■ AIM OF THE TASK: Read through the entries below and return each line with the word "screenshot".

■ Data excerpts:

** Begin **

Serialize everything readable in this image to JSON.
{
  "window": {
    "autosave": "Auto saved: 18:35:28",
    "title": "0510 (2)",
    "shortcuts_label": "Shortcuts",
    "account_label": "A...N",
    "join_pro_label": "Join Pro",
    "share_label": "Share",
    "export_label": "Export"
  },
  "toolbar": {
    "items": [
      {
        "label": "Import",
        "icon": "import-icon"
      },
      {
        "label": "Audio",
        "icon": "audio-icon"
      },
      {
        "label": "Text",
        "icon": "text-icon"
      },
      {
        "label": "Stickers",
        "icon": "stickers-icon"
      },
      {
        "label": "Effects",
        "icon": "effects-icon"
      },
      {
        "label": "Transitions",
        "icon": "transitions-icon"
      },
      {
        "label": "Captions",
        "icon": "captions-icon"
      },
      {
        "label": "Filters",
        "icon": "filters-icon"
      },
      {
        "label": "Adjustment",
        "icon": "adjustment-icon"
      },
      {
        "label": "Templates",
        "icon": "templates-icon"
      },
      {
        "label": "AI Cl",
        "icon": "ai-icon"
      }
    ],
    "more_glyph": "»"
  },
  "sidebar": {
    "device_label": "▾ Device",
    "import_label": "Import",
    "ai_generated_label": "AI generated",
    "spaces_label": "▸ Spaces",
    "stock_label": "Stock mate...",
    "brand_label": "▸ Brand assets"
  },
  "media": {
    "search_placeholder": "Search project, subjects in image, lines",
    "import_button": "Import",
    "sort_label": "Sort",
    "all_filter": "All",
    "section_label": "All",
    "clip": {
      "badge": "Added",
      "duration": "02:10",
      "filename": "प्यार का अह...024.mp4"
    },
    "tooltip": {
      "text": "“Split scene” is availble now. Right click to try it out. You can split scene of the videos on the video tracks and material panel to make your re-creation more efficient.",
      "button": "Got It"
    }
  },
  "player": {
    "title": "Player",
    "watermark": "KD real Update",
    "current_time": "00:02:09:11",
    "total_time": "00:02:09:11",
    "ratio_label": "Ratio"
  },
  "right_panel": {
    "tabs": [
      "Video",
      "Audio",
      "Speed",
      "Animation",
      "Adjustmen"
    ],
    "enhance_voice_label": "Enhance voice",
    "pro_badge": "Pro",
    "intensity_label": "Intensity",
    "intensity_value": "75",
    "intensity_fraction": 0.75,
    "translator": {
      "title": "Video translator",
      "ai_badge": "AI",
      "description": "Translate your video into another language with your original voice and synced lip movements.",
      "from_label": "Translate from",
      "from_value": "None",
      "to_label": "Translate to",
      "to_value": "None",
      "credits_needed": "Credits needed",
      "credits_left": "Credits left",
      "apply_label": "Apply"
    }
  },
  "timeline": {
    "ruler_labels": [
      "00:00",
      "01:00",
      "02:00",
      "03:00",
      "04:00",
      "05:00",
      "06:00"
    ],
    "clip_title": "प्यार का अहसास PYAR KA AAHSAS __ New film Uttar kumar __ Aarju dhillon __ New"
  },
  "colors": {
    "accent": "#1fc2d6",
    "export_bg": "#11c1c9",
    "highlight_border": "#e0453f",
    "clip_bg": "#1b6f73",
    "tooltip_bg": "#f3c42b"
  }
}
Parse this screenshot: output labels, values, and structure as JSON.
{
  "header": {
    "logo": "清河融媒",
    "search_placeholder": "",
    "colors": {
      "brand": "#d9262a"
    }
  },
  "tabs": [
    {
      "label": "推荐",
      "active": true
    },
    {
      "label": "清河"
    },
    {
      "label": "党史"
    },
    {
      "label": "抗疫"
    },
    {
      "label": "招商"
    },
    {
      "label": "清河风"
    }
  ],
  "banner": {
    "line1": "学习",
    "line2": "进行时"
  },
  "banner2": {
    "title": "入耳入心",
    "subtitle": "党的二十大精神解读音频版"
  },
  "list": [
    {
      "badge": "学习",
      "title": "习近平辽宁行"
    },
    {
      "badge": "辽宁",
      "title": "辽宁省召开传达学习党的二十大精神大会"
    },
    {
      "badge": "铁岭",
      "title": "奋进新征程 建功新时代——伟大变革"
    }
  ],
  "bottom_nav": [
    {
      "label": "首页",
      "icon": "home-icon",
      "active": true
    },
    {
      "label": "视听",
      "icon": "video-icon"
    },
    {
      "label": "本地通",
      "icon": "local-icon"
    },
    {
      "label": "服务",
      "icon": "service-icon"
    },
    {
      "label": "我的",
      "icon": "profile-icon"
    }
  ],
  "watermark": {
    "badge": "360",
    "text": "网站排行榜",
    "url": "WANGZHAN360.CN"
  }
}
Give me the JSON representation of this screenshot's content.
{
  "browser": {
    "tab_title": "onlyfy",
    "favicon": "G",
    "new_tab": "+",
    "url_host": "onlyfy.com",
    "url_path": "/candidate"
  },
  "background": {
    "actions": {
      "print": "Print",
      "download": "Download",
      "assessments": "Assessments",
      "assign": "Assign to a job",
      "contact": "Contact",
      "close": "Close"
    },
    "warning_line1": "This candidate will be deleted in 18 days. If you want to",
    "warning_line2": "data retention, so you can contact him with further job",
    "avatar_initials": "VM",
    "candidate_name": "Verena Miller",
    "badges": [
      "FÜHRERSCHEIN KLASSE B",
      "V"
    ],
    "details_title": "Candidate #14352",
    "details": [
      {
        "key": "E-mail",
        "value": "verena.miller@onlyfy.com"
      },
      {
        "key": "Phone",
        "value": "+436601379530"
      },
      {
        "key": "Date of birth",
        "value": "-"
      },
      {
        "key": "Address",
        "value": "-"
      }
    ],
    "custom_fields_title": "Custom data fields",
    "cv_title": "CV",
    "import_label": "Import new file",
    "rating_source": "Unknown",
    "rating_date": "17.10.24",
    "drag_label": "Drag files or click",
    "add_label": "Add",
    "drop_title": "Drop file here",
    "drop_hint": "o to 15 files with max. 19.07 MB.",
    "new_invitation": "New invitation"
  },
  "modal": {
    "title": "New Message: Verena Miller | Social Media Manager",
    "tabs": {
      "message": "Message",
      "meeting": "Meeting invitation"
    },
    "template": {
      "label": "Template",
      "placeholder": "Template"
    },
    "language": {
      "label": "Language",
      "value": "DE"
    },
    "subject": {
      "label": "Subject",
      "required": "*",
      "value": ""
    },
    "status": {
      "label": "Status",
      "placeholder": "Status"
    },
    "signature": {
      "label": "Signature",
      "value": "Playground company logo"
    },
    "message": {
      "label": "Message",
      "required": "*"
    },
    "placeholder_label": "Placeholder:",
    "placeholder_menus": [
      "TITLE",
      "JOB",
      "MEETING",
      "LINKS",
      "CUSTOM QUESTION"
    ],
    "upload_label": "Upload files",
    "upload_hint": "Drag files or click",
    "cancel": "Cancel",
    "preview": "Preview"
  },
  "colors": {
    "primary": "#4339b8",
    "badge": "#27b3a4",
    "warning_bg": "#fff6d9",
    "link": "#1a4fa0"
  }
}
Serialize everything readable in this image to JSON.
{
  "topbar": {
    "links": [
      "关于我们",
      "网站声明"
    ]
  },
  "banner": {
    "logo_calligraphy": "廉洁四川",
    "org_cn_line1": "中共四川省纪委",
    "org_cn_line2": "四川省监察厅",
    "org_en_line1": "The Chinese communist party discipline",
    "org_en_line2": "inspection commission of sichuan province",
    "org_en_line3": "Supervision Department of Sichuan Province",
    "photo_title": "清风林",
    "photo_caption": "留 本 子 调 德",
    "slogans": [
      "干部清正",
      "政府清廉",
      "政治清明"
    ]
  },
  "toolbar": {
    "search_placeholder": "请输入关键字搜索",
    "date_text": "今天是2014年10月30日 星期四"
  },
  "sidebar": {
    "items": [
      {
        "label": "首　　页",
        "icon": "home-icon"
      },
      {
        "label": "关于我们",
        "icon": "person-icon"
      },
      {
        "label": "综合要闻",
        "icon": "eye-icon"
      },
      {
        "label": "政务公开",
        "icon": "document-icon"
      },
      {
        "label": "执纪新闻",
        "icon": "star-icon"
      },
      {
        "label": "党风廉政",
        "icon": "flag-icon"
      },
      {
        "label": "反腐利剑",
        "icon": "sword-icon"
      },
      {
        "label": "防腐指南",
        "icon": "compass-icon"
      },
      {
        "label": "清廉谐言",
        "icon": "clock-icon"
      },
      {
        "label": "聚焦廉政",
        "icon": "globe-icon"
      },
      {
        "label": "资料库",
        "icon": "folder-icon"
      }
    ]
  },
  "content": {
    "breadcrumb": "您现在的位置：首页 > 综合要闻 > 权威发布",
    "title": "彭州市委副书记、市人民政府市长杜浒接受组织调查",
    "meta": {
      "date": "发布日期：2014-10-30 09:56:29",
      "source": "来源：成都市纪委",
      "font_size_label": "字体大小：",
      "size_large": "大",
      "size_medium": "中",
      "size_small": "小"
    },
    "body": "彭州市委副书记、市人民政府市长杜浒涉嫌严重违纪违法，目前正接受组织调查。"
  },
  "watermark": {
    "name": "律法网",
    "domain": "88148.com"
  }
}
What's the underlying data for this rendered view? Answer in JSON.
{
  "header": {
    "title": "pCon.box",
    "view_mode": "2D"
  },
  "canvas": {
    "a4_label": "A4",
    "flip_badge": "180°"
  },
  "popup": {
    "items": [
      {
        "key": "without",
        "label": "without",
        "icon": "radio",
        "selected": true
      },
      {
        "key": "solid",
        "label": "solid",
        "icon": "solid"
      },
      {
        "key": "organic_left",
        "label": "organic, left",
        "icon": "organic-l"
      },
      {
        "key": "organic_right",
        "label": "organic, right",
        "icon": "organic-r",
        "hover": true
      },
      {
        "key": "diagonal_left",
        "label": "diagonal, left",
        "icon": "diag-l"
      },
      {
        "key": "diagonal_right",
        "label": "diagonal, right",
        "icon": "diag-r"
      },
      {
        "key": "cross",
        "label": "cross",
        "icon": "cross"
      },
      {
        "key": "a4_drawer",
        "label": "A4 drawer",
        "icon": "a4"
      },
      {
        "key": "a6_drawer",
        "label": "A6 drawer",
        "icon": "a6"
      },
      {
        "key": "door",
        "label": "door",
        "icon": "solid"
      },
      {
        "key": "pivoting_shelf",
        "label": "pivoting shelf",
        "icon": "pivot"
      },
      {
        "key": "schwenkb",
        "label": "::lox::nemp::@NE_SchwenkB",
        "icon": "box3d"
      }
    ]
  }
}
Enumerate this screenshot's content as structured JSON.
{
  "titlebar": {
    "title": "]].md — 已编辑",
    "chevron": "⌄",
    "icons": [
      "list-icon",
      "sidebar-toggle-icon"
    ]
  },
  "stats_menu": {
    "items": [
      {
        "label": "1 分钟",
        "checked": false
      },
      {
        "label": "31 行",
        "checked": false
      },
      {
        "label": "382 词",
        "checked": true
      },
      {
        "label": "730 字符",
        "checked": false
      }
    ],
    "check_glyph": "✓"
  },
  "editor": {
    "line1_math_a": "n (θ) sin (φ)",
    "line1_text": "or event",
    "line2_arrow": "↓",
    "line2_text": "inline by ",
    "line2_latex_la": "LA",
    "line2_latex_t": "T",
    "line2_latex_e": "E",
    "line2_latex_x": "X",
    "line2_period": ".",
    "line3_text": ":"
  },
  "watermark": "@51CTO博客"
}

** End **

■ RESPONSE FOR THIS EXERCISE:
Parse this screenshot: output labels, values, and structure as JSON.
Give me the JSON representation of this screenshot's content.
Enumerate this screenshot's content as structured JSON.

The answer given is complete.